* _DIRECTION 1_
From the knowledge sources page, output the passage starting with "Knowledge is a" and going on through "during a run.".
* _DIRECTION 2_
List every class name given in the Import column of the built-in sources table on the knowledge sources page.

Knowledge sources

Verified against crewai==1.14.3a2 (source: crewai/knowledge/knowledge.py, crewai/knowledge/source/*.py, crewai/knowledge/knowledge_config.py).

Knowledge is a read-mostly vector store attached to an Agent or Crew. Unlike Memory it’s populated ahead of time and isn’t automatically written to during a run.

Minimal runnable example

from crewai import Agent, Crew, Task
from crewai.knowledge.source.string_knowledge_source import StringKnowledgeSource

faq = StringKnowledgeSource(
    content=(
        "Returns: accepted within 30 days, original packaging only.\n"
        "Shipping: free over $50 to the continental US.\n"
    ),
)

support = Agent(
    role="Customer Support",
    goal="Answer customer questions using company policy",
    backstory="Careful agent who quotes policy verbatim.",
    knowledge_sources=[faq],
)

task = Task(
    description="Customer asks: {question}",
    expected_output="Short answer citing policy.",
    agent=support,
)

out = Crew(agents=[support], tasks=[task]).kickoff(
    inputs={"question": "Can I return an item after 6 weeks?"}
)
print(out.raw)

Built-in sources

All live under crewai.knowledge.source.*. They subclass BaseKnowledgeSource (or BaseFileKnowledgeSource for file-backed ones).

Source	Import	Takes	Notes
String	`StringKnowledgeSource`	`content: str`	In-memory text.
Text file	`TextFileKnowledgeSource`	`file_paths=[...]`	Plain `.txt`, `.md`, etc.
PDF	`PDFKnowledgeSource`	`file_paths=[...]`	Needs `pdfplumber` (`pip install pdfplumber`).
CSV	`CSVKnowledgeSource`	`file_paths=[...]`	Concatenates rows as text.
JSON	`JSONKnowledgeSource`	`file_paths=[...]`	Recursively flattens to text.
Excel	`ExcelKnowledgeSource`	`file_paths=[...]`	Reads each sheet; needs `openpyxl`.
Docling	`CrewDoclingSource`	`file_paths=[...]` or URLs	Universal — PDF/DOCX/HTML/Markdown/AsciiDoc/images. Needs `docling`.

Common fields on every source:

Field	Type	Default	Notes
`chunk_size`	`int`	`4000`	Character size per chunk.
`chunk_overlap`	`int`	`200`	Overlap between chunks.
`metadata`	`dict`	`{}`	Currently unused but preserved on the source.
`collection_name`	`str \| None`	`None`	Explicit collection name. Defaults to the agent `role`.

File sources additionally accept file_paths=[...]. The singular file_path still works but is deprecated.

String source

from crewai.knowledge.source.string_knowledge_source import StringKnowledgeSource

policy = StringKnowledgeSource(content=open("policy.txt").read(), chunk_size=1200, chunk_overlap=100)

* _RECORD EXCERPTS_
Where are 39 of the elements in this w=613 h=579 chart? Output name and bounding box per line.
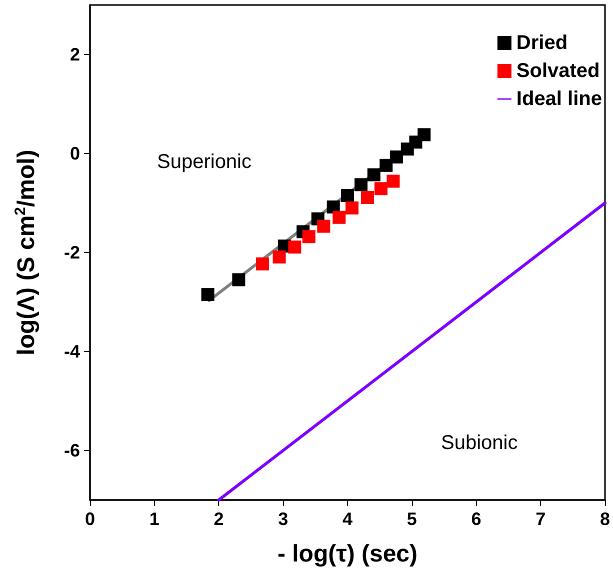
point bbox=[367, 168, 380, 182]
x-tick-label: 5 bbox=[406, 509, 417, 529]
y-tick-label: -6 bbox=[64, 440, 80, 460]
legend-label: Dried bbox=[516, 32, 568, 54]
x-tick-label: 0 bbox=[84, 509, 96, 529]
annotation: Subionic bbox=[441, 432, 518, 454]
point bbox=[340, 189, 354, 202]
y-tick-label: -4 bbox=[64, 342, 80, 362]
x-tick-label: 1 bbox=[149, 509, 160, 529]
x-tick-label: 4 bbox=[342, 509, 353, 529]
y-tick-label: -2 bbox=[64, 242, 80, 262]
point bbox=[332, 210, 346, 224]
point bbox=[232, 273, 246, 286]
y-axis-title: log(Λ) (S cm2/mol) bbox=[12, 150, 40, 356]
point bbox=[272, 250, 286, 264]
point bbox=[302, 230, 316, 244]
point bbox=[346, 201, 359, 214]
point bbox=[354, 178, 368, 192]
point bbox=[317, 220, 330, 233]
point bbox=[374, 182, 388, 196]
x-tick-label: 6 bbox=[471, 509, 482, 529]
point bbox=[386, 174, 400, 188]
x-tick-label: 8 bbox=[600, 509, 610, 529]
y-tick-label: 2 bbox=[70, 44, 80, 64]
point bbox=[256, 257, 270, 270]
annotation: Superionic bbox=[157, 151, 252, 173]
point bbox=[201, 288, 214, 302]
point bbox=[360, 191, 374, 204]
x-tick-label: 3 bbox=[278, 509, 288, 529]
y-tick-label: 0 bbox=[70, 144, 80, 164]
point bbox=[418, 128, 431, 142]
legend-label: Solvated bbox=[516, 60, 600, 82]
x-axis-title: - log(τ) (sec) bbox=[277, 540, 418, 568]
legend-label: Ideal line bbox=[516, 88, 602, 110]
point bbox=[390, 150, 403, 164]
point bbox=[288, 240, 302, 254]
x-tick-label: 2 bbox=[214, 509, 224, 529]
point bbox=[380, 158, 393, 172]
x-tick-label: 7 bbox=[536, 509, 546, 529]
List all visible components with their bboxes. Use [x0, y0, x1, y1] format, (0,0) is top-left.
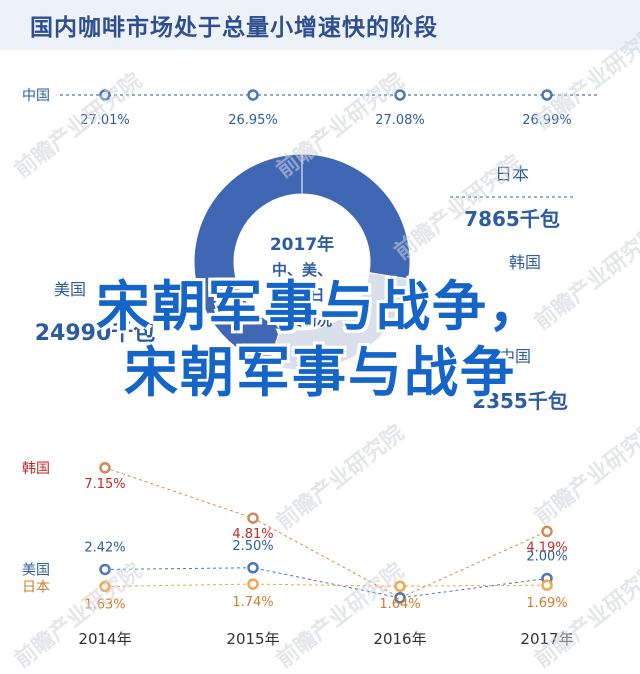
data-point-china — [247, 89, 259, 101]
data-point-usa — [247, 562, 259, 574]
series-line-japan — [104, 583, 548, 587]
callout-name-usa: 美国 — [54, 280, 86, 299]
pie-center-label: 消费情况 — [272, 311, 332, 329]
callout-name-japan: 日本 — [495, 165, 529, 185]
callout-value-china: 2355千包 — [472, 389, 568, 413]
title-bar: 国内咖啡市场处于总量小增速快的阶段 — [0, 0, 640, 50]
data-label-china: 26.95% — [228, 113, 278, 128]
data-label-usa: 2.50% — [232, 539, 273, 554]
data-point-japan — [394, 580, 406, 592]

* _RESPONSE 1_
Knowledge is a read-mostly vector store attached to an Agent or Crew. Unlike Memory it’s populated ahead of time and isn’t automatically written to during a run.

* _RESPONSE 2_
StringKnowledgeSource
TextFileKnowledgeSource
PDFKnowledgeSource
CSVKnowledgeSource
JSONKnowledgeSource
ExcelKnowledgeSource
CrewDoclingSource